-- STATED TASK --
Find the lines holding the word "this" and collect them.

──────────────────────────────

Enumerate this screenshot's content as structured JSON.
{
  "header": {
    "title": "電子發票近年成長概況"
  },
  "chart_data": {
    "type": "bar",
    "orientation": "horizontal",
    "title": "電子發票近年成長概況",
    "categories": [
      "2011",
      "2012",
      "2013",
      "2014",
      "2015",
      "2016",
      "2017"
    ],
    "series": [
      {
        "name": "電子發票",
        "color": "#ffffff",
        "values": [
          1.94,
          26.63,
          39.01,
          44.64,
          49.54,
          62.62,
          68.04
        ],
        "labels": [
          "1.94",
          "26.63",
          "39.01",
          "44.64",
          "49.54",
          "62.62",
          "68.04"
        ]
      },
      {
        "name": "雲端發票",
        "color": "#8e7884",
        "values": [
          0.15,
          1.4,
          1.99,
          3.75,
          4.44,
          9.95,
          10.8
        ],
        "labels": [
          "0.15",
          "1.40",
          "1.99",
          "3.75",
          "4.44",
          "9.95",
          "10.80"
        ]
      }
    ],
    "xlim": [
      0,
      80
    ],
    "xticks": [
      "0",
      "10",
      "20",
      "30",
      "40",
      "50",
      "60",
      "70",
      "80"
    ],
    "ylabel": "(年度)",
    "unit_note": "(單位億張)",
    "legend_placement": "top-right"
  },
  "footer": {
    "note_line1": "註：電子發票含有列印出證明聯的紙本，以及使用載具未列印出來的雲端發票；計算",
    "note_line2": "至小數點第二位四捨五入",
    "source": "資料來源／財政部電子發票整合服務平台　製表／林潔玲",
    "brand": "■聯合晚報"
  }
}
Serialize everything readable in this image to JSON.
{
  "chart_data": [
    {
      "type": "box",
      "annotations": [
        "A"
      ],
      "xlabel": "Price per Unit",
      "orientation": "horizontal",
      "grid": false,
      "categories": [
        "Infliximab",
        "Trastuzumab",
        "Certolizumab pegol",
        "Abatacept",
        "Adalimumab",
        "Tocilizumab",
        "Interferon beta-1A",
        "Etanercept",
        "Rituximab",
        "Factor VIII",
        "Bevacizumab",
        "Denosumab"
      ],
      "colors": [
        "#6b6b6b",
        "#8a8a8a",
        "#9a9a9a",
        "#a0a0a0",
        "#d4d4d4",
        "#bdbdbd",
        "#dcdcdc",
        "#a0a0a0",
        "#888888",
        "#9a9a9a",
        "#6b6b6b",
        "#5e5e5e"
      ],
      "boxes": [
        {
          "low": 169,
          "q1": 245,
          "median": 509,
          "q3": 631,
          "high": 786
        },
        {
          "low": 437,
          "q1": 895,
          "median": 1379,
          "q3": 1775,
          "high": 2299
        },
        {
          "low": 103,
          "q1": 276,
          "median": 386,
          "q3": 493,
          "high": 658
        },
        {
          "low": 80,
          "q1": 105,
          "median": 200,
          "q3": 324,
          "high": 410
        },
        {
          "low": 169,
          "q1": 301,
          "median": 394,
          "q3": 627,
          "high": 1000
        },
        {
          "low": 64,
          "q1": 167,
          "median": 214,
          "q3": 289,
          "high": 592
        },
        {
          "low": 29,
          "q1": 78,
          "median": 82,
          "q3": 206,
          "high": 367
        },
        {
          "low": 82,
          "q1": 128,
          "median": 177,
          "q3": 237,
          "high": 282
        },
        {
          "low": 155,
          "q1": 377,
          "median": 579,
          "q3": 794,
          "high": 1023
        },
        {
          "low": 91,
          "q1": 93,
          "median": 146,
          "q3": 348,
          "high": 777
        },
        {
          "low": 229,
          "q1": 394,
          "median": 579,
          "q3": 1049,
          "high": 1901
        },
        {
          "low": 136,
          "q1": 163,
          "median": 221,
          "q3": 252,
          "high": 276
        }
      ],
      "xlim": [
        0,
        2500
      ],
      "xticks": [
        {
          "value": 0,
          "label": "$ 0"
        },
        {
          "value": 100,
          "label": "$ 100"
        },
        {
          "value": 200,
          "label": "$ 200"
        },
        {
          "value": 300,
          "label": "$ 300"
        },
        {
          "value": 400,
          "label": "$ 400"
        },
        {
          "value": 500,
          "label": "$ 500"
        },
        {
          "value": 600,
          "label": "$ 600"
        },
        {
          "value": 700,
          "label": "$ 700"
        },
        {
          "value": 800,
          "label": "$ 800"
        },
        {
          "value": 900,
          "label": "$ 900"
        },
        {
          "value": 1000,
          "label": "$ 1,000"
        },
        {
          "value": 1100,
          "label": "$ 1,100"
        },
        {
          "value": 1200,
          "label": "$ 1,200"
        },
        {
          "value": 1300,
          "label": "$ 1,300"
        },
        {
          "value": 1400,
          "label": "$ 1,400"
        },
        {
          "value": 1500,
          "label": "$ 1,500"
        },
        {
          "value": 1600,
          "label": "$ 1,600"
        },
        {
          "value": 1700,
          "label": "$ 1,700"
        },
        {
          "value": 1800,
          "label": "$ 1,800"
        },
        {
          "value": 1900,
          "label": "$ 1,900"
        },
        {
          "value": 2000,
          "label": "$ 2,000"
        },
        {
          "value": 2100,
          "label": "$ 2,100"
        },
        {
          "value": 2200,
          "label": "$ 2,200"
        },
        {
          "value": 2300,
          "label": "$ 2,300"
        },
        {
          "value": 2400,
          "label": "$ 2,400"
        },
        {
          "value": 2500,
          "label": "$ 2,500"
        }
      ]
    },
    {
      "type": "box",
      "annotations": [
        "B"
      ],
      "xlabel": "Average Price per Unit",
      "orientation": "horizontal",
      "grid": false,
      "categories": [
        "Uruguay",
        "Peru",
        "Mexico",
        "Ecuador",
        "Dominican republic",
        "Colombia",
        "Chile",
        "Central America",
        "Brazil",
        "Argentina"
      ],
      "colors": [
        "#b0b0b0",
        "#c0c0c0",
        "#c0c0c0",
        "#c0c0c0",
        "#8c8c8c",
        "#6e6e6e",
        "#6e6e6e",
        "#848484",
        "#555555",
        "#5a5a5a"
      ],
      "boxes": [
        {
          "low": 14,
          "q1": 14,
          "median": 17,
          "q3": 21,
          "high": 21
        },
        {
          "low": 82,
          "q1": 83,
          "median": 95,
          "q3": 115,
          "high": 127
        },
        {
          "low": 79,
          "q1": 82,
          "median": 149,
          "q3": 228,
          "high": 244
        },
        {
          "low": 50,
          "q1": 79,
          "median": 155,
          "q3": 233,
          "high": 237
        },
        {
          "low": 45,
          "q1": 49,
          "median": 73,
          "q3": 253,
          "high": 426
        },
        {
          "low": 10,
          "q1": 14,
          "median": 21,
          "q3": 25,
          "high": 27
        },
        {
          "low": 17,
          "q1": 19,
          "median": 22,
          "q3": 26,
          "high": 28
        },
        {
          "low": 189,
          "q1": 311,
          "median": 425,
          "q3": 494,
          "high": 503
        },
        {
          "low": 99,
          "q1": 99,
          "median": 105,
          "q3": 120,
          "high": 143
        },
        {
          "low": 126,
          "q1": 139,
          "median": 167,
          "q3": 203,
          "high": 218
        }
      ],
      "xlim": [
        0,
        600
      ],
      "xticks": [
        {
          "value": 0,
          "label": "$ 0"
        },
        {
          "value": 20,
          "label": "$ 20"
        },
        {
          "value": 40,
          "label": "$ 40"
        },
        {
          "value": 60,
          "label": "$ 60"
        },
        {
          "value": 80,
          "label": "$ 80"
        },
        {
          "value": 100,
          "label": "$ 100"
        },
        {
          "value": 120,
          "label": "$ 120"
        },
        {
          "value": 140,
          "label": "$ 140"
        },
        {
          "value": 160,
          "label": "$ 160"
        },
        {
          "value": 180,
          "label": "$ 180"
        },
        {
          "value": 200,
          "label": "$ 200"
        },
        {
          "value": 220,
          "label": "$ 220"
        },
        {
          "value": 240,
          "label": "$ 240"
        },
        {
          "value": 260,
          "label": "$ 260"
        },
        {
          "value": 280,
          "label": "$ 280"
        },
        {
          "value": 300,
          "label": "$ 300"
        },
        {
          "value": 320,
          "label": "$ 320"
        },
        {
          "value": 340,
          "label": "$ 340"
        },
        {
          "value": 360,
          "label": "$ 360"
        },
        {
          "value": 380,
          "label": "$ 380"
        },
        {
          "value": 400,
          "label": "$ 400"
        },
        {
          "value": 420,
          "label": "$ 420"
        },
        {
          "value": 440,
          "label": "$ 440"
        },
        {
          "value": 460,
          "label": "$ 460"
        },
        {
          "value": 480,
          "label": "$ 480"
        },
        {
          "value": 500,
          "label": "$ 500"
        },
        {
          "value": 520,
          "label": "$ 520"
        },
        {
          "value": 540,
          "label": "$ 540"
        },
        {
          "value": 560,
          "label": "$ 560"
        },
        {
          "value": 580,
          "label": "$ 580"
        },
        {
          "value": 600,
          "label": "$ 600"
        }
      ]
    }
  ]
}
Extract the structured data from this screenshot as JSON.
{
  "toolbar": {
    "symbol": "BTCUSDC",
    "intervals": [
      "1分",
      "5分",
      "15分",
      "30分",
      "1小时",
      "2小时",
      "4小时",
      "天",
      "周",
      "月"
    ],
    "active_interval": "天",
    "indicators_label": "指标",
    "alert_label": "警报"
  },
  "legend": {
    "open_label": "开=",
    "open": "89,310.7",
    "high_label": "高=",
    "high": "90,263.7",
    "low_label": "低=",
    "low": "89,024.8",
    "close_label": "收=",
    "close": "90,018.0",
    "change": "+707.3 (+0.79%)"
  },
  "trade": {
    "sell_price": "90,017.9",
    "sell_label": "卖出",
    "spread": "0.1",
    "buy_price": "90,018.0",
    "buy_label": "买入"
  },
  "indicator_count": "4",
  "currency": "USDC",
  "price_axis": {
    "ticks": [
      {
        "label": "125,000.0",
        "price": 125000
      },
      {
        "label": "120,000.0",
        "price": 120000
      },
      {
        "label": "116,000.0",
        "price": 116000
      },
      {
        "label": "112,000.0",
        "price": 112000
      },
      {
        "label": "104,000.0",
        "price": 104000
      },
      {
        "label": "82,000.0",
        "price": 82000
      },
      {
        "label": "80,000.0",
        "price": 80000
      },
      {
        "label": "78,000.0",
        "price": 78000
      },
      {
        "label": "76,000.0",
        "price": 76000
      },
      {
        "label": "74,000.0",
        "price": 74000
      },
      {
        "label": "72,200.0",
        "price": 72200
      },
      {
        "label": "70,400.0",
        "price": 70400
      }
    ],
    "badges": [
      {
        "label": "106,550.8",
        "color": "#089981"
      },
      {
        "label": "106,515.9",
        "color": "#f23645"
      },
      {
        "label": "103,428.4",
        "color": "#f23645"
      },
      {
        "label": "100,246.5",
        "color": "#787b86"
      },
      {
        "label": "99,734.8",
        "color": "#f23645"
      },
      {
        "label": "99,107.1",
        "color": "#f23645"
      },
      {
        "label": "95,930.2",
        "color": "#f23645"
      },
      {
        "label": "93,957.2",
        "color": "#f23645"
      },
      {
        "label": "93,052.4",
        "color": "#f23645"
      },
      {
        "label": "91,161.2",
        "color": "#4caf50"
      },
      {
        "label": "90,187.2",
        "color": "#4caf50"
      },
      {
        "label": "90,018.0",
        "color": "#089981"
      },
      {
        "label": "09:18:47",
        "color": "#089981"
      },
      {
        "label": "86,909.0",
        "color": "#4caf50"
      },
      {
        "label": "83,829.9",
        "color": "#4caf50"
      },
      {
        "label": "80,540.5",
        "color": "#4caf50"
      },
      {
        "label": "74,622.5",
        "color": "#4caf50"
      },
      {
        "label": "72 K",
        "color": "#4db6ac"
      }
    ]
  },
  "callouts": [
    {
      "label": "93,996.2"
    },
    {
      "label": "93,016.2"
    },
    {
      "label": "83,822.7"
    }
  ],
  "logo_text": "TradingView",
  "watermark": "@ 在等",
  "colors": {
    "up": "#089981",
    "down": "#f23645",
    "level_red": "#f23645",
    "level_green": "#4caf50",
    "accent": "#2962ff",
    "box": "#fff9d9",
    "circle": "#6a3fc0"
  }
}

──────────────────────────────

-- OUTPUT BELOW --
Enumerate this screenshot's content as structured JSON.
Serialize everything readable in this image to JSON.
Extract the structured data from this screenshot as JSON.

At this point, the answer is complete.